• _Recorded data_

-------

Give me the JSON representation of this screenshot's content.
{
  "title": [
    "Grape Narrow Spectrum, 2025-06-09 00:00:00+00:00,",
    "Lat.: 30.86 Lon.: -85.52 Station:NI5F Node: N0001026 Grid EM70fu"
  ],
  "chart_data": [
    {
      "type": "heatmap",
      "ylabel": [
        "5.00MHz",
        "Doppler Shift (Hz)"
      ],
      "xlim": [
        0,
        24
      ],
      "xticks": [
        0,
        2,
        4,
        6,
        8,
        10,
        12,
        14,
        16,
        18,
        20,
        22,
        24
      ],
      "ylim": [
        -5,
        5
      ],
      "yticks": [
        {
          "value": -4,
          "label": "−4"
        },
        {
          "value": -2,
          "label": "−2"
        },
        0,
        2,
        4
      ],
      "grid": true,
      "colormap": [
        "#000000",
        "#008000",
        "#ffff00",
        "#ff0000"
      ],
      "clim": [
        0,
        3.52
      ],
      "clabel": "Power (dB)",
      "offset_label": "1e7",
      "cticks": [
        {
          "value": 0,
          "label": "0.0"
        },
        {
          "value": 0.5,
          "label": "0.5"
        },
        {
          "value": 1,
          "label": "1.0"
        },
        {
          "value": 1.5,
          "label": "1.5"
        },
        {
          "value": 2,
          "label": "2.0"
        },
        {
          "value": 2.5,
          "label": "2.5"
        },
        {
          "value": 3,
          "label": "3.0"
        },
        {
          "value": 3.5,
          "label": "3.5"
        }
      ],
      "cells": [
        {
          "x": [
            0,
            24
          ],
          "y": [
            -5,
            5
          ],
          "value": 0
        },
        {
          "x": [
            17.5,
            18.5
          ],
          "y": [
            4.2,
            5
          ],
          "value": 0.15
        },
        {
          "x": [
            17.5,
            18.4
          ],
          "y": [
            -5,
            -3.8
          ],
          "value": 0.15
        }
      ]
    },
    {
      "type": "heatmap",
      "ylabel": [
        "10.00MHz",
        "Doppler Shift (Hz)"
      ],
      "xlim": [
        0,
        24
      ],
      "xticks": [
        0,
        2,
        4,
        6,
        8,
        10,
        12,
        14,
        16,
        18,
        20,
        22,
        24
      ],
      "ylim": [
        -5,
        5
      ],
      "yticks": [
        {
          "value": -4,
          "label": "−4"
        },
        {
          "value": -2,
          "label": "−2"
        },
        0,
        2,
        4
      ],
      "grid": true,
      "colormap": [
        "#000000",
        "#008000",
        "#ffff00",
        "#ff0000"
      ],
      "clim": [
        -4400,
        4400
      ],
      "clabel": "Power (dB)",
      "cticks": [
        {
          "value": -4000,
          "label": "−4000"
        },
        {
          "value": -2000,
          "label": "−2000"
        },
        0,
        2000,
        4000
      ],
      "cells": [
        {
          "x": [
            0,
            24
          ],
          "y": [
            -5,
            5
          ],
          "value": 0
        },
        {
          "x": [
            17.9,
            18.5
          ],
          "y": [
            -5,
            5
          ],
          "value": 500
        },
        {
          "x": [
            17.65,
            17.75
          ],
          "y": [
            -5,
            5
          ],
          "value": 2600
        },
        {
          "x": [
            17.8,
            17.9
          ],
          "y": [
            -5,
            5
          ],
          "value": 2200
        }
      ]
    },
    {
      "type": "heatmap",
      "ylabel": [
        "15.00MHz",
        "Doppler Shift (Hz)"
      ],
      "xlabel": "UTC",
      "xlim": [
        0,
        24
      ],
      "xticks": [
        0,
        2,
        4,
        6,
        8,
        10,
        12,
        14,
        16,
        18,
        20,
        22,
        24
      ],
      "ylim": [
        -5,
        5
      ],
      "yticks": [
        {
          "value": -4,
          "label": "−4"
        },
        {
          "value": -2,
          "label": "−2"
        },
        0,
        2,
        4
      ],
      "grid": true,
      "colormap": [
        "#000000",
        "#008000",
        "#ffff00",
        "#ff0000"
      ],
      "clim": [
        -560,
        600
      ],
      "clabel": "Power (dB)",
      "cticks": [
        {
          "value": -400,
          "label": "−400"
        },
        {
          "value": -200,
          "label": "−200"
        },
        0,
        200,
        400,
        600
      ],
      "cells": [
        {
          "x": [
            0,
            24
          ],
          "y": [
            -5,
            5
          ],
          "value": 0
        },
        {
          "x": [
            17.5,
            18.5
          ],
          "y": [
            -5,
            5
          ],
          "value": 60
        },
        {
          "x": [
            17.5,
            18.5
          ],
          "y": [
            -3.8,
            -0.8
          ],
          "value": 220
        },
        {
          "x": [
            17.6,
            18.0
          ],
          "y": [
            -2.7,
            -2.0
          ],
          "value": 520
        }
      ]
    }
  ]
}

-------

• _EXERCISE DETAILS_
Pull out each record as written and restate it exactly.

• _RESULT_
Give me the JSON representation of this screenshot's content.
{
  "title": [
    "Grape Narrow Spectrum, 2025-06-09 00:00:00+00:00,",
    "Lat.: 30.86 Lon.: -85.52 Station:NI5F Node: N0001026 Grid EM70fu"
  ],
  "chart_data": [
    {
      "type": "heatmap",
      "ylabel": [
        "5.00MHz",
        "Doppler Shift (Hz)"
      ],
      "xlim": [
        0,
        24
      ],
      "xticks": [
        0,
        2,
        4,
        6,
        8,
        10,
        12,
        14,
        16,
        18,
        20,
        22,
        24
      ],
      "ylim": [
        -5,
        5
      ],
      "yticks": [
        {
          "value": -4,
          "label": "−4"
        },
        {
          "value": -2,
          "label": "−2"
        },
        0,
        2,
        4
      ],
      "grid": true,
      "colormap": [
        "#000000",
        "#008000",
        "#ffff00",
        "#ff0000"
      ],
      "clim": [
        0,
        3.52
      ],
      "clabel": "Power (dB)",
      "offset_label": "1e7",
      "cticks": [
        {
          "value": 0,
          "label": "0.0"
        },
        {
          "value": 0.5,
          "label": "0.5"
        },
        {
          "value": 1,
          "label": "1.0"
        },
        {
          "value": 1.5,
          "label": "1.5"
        },
        {
          "value": 2,
          "label": "2.0"
        },
        {
          "value": 2.5,
          "label": "2.5"
        },
        {
          "value": 3,
          "label": "3.0"
        },
        {
          "value": 3.5,
          "label": "3.5"
        }
      ],
      "cells": [
        {
          "x": [
            0,
            24
          ],
          "y": [
            -5,
            5
          ],
          "value": 0
        },
        {
          "x": [
            17.5,
            18.5
          ],
          "y": [
            4.2,
            5
          ],
          "value": 0.15
        },
        {
          "x": [
            17.5,
            18.4
          ],
          "y": [
            -5,
            -3.8
          ],
          "value": 0.15
        }
      ]
    },
    {
      "type": "heatmap",
      "ylabel": [
        "10.00MHz",
        "Doppler Shift (Hz)"
      ],
      "xlim": [
        0,
        24
      ],
      "xticks": [
        0,
        2,
        4,
        6,
        8,
        10,
        12,
        14,
        16,
        18,
        20,
        22,
        24
      ],
      "ylim": [
        -5,
        5
      ],
      "yticks": [
        {
          "value": -4,
          "label": "−4"
        },
        {
          "value": -2,
          "label": "−2"
        },
        0,
        2,
        4
      ],
      "grid": true,
      "colormap": [
        "#000000",
        "#008000",
        "#ffff00",
        "#ff0000"
      ],
      "clim": [
        -4400,
        4400
      ],
      "clabel": "Power (dB)",
      "cticks": [
        {
          "value": -4000,
          "label": "−4000"
        },
        {
          "value": -2000,
          "label": "−2000"
        },
        0,
        2000,
        4000
      ],
      "cells": [
        {
          "x": [
            0,
            24
          ],
          "y": [
            -5,
            5
          ],
          "value": 0
        },
        {
          "x": [
            17.9,
            18.5
          ],
          "y": [
            -5,
            5
          ],
          "value": 500
        },
        {
          "x": [
            17.65,
            17.75
          ],
          "y": [
            -5,
            5
          ],
          "value": 2600
        },
        {
          "x": [
            17.8,
            17.9
          ],
          "y": [
            -5,
            5
          ],
          "value": 2200
        }
      ]
    },
    {
      "type": "heatmap",
      "ylabel": [
        "15.00MHz",
        "Doppler Shift (Hz)"
      ],
      "xlabel": "UTC",
      "xlim": [
        0,
        24
      ],
      "xticks": [
        0,
        2,
        4,
        6,
        8,
        10,
        12,
        14,
        16,
        18,
        20,
        22,
        24
      ],
      "ylim": [
        -5,
        5
      ],
      "yticks": [
        {
          "value": -4,
          "label": "−4"
        },
        {
          "value": -2,
          "label": "−2"
        },
        0,
        2,
        4
      ],
      "grid": true,
      "colormap": [
        "#000000",
        "#008000",
        "#ffff00",
        "#ff0000"
      ],
      "clim": [
        -560,
        600
      ],
      "clabel": "Power (dB)",
      "cticks": [
        {
          "value": -400,
          "label": "−400"
        },
        {
          "value": -200,
          "label": "−200"
        },
        0,
        200,
        400,
        600
      ],
      "cells": [
        {
          "x": [
            0,
            24
          ],
          "y": [
            -5,
            5
          ],
          "value": 0
        },
        {
          "x": [
            17.5,
            18.5
          ],
          "y": [
            -5,
            5
          ],
          "value": 60
        },
        {
          "x": [
            17.5,
            18.5
          ],
          "y": [
            -3.8,
            -0.8
          ],
          "value": 220
        },
        {
          "x": [
            17.6,
            18.0
          ],
          "y": [
            -2.7,
            -2.0
          ],
          "value": 520
        }
      ]
    }
  ]
}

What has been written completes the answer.